→ **Directions for this task**
Can all of these lines be returned exactly?

→ **Recorded data**
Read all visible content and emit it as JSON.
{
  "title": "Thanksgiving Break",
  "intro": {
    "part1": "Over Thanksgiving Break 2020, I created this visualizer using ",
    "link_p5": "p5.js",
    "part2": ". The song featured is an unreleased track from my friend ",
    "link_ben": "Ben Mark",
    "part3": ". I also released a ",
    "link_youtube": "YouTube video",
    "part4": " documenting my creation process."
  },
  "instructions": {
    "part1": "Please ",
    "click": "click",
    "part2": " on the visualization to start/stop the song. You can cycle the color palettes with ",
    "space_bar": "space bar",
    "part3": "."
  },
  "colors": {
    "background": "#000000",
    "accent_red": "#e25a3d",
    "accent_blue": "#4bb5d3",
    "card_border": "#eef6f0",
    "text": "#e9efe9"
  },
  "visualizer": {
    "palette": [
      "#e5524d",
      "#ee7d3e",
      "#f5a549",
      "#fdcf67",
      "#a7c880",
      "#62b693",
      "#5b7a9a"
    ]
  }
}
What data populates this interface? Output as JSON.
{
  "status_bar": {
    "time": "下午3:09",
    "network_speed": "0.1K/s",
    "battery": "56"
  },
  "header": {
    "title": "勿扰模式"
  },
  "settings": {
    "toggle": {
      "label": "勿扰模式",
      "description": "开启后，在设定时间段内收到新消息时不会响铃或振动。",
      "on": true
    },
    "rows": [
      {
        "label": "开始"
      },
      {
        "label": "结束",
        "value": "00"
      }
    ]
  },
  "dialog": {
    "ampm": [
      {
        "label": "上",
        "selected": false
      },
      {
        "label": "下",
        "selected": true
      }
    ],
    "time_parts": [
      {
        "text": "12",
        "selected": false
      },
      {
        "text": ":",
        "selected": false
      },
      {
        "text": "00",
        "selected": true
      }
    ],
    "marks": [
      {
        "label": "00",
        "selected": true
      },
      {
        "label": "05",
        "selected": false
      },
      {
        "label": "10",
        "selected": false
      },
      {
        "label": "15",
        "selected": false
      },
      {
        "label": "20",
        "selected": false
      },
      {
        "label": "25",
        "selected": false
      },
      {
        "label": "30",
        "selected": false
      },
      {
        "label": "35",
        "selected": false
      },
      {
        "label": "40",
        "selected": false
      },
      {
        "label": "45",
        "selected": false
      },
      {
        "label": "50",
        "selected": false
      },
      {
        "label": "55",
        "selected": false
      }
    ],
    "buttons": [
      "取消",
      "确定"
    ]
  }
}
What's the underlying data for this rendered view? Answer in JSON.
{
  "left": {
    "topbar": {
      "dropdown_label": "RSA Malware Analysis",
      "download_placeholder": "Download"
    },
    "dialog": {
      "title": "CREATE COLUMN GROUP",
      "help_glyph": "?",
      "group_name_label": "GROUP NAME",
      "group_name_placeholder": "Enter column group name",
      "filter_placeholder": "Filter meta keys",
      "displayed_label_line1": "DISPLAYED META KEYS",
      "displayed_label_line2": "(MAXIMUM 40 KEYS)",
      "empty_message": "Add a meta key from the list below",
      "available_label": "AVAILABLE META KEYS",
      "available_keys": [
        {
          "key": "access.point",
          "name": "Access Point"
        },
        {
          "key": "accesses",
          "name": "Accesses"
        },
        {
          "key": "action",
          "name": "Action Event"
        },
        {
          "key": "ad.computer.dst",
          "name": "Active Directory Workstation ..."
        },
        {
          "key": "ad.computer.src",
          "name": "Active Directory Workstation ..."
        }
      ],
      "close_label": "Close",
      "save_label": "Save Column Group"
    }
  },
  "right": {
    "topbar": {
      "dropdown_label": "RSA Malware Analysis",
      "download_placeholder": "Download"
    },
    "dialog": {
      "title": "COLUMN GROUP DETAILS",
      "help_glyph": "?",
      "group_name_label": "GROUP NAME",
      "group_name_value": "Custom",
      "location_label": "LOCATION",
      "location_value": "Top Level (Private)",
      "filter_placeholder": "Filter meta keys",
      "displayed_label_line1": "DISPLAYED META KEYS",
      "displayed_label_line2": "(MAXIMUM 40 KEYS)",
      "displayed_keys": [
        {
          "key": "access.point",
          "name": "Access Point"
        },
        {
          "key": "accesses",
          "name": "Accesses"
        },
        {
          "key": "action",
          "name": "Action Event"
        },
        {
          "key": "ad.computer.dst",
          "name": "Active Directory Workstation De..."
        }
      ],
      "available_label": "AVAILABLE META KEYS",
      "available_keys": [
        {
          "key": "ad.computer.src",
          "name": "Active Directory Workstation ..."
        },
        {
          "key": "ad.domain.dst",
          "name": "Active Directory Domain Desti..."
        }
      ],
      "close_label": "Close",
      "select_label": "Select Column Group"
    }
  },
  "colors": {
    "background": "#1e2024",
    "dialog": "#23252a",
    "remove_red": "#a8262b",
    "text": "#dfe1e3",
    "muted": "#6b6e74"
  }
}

→ **Complete output**
Read all visible content and emit it as JSON.
{
  "title": "Thanksgiving Break",
  "intro": {
    "part1": "Over Thanksgiving Break 2020, I created this visualizer using ",
    "link_p5": "p5.js",
    "part2": ". The song featured is an unreleased track from my friend ",
    "link_ben": "Ben Mark",
    "part3": ". I also released a ",
    "link_youtube": "YouTube video",
    "part4": " documenting my creation process."
  },
  "instructions": {
    "part1": "Please ",
    "click": "click",
    "part2": " on the visualization to start/stop the song. You can cycle the color palettes with ",
    "space_bar": "space bar",
    "part3": "."
  },
  "colors": {
    "background": "#000000",
    "accent_red": "#e25a3d",
    "accent_blue": "#4bb5d3",
    "card_border": "#eef6f0",
    "text": "#e9efe9"
  },
  "visualizer": {
    "palette": [
      "#e5524d",
      "#ee7d3e",
      "#f5a549",
      "#fdcf67",
      "#a7c880",
      "#62b693",
      "#5b7a9a"
    ]
  }
}
What data populates this interface? Output as JSON.
{
  "status_bar": {
    "time": "下午3:09",
    "network_speed": "0.1K/s",
    "battery": "56"
  },
  "header": {
    "title": "勿扰模式"
  },
  "settings": {
    "toggle": {
      "label": "勿扰模式",
      "description": "开启后，在设定时间段内收到新消息时不会响铃或振动。",
      "on": true
    },
    "rows": [
      {
        "label": "开始"
      },
      {
        "label": "结束",
        "value": "00"
      }
    ]
  },
  "dialog": {
    "ampm": [
      {
        "label": "上",
        "selected": false
      },
      {
        "label": "下",
        "selected": true
      }
    ],
    "time_parts": [
      {
        "text": "12",
        "selected": false
      },
      {
        "text": ":",
        "selected": false
      },
      {
        "text": "00",
        "selected": true
      }
    ],
    "marks": [
      {
        "label": "00",
        "selected": true
      },
      {
        "label": "05",
        "selected": false
      },
      {
        "label": "10",
        "selected": false
      },
      {
        "label": "15",
        "selected": false
      },
      {
        "label": "20",
        "selected": false
      },
      {
        "label": "25",
        "selected": false
      },
      {
        "label": "30",
        "selected": false
      },
      {
        "label": "35",
        "selected": false
      },
      {
        "label": "40",
        "selected": false
      },
      {
        "label": "45",
        "selected": false
      },
      {
        "label": "50",
        "selected": false
      },
      {
        "label": "55",
        "selected": false
      }
    ],
    "buttons": [
      "取消",
      "确定"
    ]
  }
}
What's the underlying data for this rendered view? Answer in JSON.
{
  "left": {
    "topbar": {
      "dropdown_label": "RSA Malware Analysis",
      "download_placeholder": "Download"
    },
    "dialog": {
      "title": "CREATE COLUMN GROUP",
      "help_glyph": "?",
      "group_name_label": "GROUP NAME",
      "group_name_placeholder": "Enter column group name",
      "filter_placeholder": "Filter meta keys",
      "displayed_label_line1": "DISPLAYED META KEYS",
      "displayed_label_line2": "(MAXIMUM 40 KEYS)",
      "empty_message": "Add a meta key from the list below",
      "available_label": "AVAILABLE META KEYS",
      "available_keys": [
        {
          "key": "access.point",
          "name": "Access Point"
        },
        {
          "key": "accesses",
          "name": "Accesses"
        },
        {
          "key": "action",
          "name": "Action Event"
        },
        {
          "key": "ad.computer.dst",
          "name": "Active Directory Workstation ..."
        },
        {
          "key": "ad.computer.src",
          "name": "Active Directory Workstation ..."
        }
      ],
      "close_label": "Close",
      "save_label": "Save Column Group"
    }
  },
  "right": {
    "topbar": {
      "dropdown_label": "RSA Malware Analysis",
      "download_placeholder": "Download"
    },
    "dialog": {
      "title": "COLUMN GROUP DETAILS",
      "help_glyph": "?",
      "group_name_label": "GROUP NAME",
      "group_name_value": "Custom",
      "location_label": "LOCATION",
      "location_value": "Top Level (Private)",
      "filter_placeholder": "Filter meta keys",
      "displayed_label_line1": "DISPLAYED META KEYS",
      "displayed_label_line2": "(MAXIMUM 40 KEYS)",
      "displayed_keys": [
        {
          "key": "access.point",
          "name": "Access Point"
        },
        {
          "key": "accesses",
          "name": "Accesses"
        },
        {
          "key": "action",
          "name": "Action Event"
        },
        {
          "key": "ad.computer.dst",
          "name": "Active Directory Workstation De..."
        }
      ],
      "available_label": "AVAILABLE META KEYS",
      "available_keys": [
        {
          "key": "ad.computer.src",
          "name": "Active Directory Workstation ..."
        },
        {
          "key": "ad.domain.dst",
          "name": "Active Directory Domain Desti..."
        }
      ],
      "close_label": "Close",
      "select_label": "Select Column Group"
    }
  },
  "colors": {
    "background": "#1e2024",
    "dialog": "#23252a",
    "remove_red": "#a8262b",
    "text": "#dfe1e3",
    "muted": "#6b6e74"
  }
}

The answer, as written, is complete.